Requirements: Here are some entries; quote each one exactly.

Entries shown:

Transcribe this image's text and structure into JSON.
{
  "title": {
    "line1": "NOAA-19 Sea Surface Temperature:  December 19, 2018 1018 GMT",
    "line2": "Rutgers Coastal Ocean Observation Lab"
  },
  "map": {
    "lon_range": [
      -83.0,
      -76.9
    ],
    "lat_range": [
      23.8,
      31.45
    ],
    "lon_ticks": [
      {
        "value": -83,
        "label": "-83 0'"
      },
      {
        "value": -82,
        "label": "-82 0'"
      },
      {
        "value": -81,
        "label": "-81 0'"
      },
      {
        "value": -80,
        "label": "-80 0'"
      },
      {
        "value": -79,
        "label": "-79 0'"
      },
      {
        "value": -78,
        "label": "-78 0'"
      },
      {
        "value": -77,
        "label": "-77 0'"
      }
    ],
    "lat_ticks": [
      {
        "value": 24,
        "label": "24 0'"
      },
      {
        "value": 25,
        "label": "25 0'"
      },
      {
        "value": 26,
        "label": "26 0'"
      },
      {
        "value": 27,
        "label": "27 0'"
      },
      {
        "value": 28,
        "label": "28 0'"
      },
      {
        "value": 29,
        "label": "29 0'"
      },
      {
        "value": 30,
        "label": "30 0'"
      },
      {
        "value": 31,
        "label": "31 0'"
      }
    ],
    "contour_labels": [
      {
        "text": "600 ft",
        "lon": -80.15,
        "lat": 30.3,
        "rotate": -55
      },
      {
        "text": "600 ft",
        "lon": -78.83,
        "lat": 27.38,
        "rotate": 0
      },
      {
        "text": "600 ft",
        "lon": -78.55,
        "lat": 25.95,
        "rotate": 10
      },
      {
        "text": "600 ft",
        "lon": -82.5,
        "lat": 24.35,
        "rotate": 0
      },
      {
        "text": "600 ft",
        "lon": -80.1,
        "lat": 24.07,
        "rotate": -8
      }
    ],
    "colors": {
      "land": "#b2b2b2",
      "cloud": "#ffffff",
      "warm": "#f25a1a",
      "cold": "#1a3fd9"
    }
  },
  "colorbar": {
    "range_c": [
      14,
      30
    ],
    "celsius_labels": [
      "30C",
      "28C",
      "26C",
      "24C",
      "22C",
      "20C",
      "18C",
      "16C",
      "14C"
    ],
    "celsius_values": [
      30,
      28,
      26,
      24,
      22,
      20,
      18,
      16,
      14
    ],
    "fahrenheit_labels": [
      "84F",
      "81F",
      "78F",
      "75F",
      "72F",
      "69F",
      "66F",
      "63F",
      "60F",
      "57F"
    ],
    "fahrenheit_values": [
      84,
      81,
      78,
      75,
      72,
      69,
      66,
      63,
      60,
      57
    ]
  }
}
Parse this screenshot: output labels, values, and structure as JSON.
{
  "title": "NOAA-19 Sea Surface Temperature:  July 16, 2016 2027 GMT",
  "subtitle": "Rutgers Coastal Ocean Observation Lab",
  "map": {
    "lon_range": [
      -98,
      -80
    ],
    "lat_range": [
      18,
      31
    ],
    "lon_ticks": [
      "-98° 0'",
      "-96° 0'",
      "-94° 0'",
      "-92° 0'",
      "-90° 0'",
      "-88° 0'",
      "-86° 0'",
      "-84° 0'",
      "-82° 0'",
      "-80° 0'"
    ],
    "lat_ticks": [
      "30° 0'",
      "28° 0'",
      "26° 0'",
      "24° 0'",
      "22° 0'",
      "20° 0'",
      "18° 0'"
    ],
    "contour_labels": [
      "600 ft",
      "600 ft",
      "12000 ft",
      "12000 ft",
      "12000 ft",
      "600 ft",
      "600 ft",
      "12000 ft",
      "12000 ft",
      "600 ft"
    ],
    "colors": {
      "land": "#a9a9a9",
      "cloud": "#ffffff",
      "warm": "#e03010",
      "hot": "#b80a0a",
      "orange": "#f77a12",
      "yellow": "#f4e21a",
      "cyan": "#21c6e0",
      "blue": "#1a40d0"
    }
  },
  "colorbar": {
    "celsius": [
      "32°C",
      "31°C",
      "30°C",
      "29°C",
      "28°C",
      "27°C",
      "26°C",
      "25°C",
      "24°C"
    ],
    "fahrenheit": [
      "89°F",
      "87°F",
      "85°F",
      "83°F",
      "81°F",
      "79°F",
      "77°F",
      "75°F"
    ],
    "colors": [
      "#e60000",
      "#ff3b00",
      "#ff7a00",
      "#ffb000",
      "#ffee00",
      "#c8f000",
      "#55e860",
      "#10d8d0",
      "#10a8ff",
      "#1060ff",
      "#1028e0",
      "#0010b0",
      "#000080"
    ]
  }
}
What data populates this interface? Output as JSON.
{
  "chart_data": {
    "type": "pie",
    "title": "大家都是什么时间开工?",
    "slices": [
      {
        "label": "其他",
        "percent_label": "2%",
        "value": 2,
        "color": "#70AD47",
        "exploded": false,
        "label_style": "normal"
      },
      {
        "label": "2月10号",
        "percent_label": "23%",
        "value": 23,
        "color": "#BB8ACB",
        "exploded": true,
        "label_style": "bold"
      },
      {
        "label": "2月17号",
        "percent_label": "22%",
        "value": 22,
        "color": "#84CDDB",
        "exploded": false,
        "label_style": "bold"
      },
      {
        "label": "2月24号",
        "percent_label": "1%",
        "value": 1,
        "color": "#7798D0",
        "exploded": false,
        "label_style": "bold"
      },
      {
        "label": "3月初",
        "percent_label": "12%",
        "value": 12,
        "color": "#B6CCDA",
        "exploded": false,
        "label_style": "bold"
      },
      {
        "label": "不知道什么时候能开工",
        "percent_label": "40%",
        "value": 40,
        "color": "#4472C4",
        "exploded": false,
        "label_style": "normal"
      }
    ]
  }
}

Finished answer:
Transcribe this image's text and structure into JSON.
{
  "title": {
    "line1": "NOAA-19 Sea Surface Temperature:  December 19, 2018 1018 GMT",
    "line2": "Rutgers Coastal Ocean Observation Lab"
  },
  "map": {
    "lon_range": [
      -83.0,
      -76.9
    ],
    "lat_range": [
      23.8,
      31.45
    ],
    "lon_ticks": [
      {
        "value": -83,
        "label": "-83 0'"
      },
      {
        "value": -82,
        "label": "-82 0'"
      },
      {
        "value": -81,
        "label": "-81 0'"
      },
      {
        "value": -80,
        "label": "-80 0'"
      },
      {
        "value": -79,
        "label": "-79 0'"
      },
      {
        "value": -78,
        "label": "-78 0'"
      },
      {
        "value": -77,
        "label": "-77 0'"
      }
    ],
    "lat_ticks": [
      {
        "value": 24,
        "label": "24 0'"
      },
      {
        "value": 25,
        "label": "25 0'"
      },
      {
        "value": 26,
        "label": "26 0'"
      },
      {
        "value": 27,
        "label": "27 0'"
      },
      {
        "value": 28,
        "label": "28 0'"
      },
      {
        "value": 29,
        "label": "29 0'"
      },
      {
        "value": 30,
        "label": "30 0'"
      },
      {
        "value": 31,
        "label": "31 0'"
      }
    ],
    "contour_labels": [
      {
        "text": "600 ft",
        "lon": -80.15,
        "lat": 30.3,
        "rotate": -55
      },
      {
        "text": "600 ft",
        "lon": -78.83,
        "lat": 27.38,
        "rotate": 0
      },
      {
        "text": "600 ft",
        "lon": -78.55,
        "lat": 25.95,
        "rotate": 10
      },
      {
        "text": "600 ft",
        "lon": -82.5,
        "lat": 24.35,
        "rotate": 0
      },
      {
        "text": "600 ft",
        "lon": -80.1,
        "lat": 24.07,
        "rotate": -8
      }
    ],
    "colors": {
      "land": "#b2b2b2",
      "cloud": "#ffffff",
      "warm": "#f25a1a",
      "cold": "#1a3fd9"
    }
  },
  "colorbar": {
    "range_c": [
      14,
      30
    ],
    "celsius_labels": [
      "30C",
      "28C",
      "26C",
      "24C",
      "22C",
      "20C",
      "18C",
      "16C",
      "14C"
    ],
    "celsius_values": [
      30,
      28,
      26,
      24,
      22,
      20,
      18,
      16,
      14
    ],
    "fahrenheit_labels": [
      "84F",
      "81F",
      "78F",
      "75F",
      "72F",
      "69F",
      "66F",
      "63F",
      "60F",
      "57F"
    ],
    "fahrenheit_values": [
      84,
      81,
      78,
      75,
      72,
      69,
      66,
      63,
      60,
      57
    ]
  }
}
Parse this screenshot: output labels, values, and structure as JSON.
{
  "title": "NOAA-19 Sea Surface Temperature:  July 16, 2016 2027 GMT",
  "subtitle": "Rutgers Coastal Ocean Observation Lab",
  "map": {
    "lon_range": [
      -98,
      -80
    ],
    "lat_range": [
      18,
      31
    ],
    "lon_ticks": [
      "-98° 0'",
      "-96° 0'",
      "-94° 0'",
      "-92° 0'",
      "-90° 0'",
      "-88° 0'",
      "-86° 0'",
      "-84° 0'",
      "-82° 0'",
      "-80° 0'"
    ],
    "lat_ticks": [
      "30° 0'",
      "28° 0'",
      "26° 0'",
      "24° 0'",
      "22° 0'",
      "20° 0'",
      "18° 0'"
    ],
    "contour_labels": [
      "600 ft",
      "600 ft",
      "12000 ft",
      "12000 ft",
      "12000 ft",
      "600 ft",
      "600 ft",
      "12000 ft",
      "12000 ft",
      "600 ft"
    ],
    "colors": {
      "land": "#a9a9a9",
      "cloud": "#ffffff",
      "warm": "#e03010",
      "hot": "#b80a0a",
      "orange": "#f77a12",
      "yellow": "#f4e21a",
      "cyan": "#21c6e0",
      "blue": "#1a40d0"
    }
  },
  "colorbar": {
    "celsius": [
      "32°C",
      "31°C",
      "30°C",
      "29°C",
      "28°C",
      "27°C",
      "26°C",
      "25°C",
      "24°C"
    ],
    "fahrenheit": [
      "89°F",
      "87°F",
      "85°F",
      "83°F",
      "81°F",
      "79°F",
      "77°F",
      "75°F"
    ],
    "colors": [
      "#e60000",
      "#ff3b00",
      "#ff7a00",
      "#ffb000",
      "#ffee00",
      "#c8f000",
      "#55e860",
      "#10d8d0",
      "#10a8ff",
      "#1060ff",
      "#1028e0",
      "#0010b0",
      "#000080"
    ]
  }
}
What data populates this interface? Output as JSON.
{
  "chart_data": {
    "type": "pie",
    "title": "大家都是什么时间开工?",
    "slices": [
      {
        "label": "其他",
        "percent_label": "2%",
        "value": 2,
        "color": "#70AD47",
        "exploded": false,
        "label_style": "normal"
      },
      {
        "label": "2月10号",
        "percent_label": "23%",
        "value": 23,
        "color": "#BB8ACB",
        "exploded": true,
        "label_style": "bold"
      },
      {
        "label": "2月17号",
        "percent_label": "22%",
        "value": 22,
        "color": "#84CDDB",
        "exploded": false,
        "label_style": "bold"
      },
      {
        "label": "2月24号",
        "percent_label": "1%",
        "value": 1,
        "color": "#7798D0",
        "exploded": false,
        "label_style": "bold"
      },
      {
        "label": "3月初",
        "percent_label": "12%",
        "value": 12,
        "color": "#B6CCDA",
        "exploded": false,
        "label_style": "bold"
      },
      {
        "label": "不知道什么时候能开工",
        "percent_label": "40%",
        "value": 40,
        "color": "#4472C4",
        "exploded": false,
        "label_style": "normal"
      }
    ]
  }
}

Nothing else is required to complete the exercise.